What is being asked = Find every line in the records below that holds the word "лучших", and copy each one.

Material for this task =
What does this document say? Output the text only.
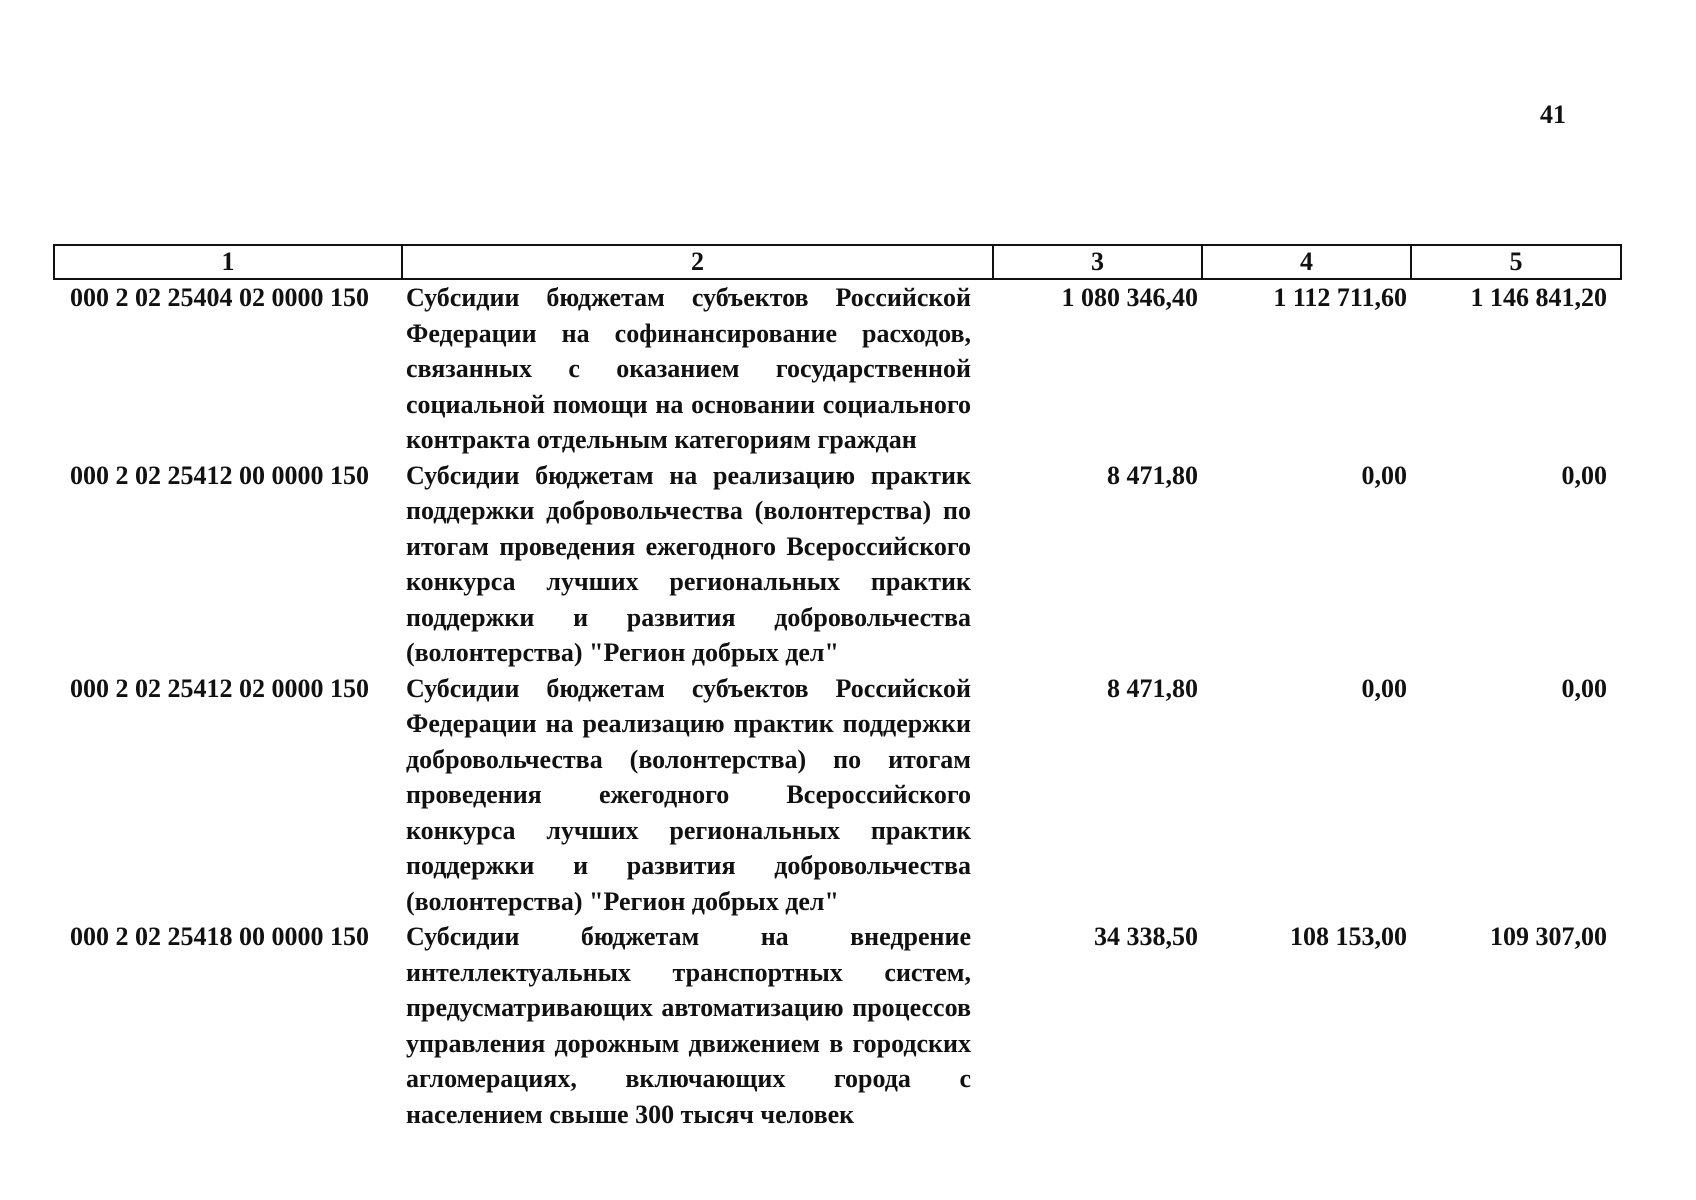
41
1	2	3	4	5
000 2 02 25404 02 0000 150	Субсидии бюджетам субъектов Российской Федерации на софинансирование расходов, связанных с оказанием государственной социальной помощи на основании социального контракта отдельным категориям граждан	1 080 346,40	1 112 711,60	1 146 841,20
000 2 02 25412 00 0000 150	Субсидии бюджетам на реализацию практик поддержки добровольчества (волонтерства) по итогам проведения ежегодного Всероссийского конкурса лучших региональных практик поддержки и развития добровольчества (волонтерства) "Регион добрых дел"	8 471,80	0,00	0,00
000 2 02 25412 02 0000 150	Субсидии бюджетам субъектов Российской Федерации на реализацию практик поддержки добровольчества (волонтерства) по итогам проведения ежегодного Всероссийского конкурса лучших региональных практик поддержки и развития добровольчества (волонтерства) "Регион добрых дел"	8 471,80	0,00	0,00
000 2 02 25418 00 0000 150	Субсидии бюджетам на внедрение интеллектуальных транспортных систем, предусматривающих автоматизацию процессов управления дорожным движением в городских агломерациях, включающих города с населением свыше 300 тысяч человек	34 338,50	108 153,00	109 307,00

...

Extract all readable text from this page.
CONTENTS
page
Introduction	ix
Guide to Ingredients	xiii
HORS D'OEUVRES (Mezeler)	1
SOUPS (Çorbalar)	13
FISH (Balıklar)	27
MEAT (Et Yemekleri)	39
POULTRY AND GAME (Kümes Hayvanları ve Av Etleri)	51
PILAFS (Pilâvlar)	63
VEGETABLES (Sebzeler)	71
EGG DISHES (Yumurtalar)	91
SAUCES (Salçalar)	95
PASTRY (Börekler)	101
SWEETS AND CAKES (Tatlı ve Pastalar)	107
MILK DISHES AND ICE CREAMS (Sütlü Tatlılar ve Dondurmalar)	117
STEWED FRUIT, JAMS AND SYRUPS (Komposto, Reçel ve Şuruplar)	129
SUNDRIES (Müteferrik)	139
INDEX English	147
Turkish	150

Correct answer =
000 2 02 25412 00 0000 150	Субсидии бюджетам на реализацию практик поддержки добровольчества (волонтерства) по итогам проведения ежегодного Всероссийского конкурса лучших региональных практик поддержки и развития добровольчества (волонтерства) "Регион добрых дел"	8 471,80	0,00	0,00
000 2 02 25412 02 0000 150	Субсидии бюджетам субъектов Российской Федерации на реализацию практик поддержки добровольчества (волонтерства) по итогам проведения ежегодного Всероссийского конкурса лучших региональных практик поддержки и развития добровольчества (волонтерства) "Регион добрых дел"	8 471,80	0,00	0,00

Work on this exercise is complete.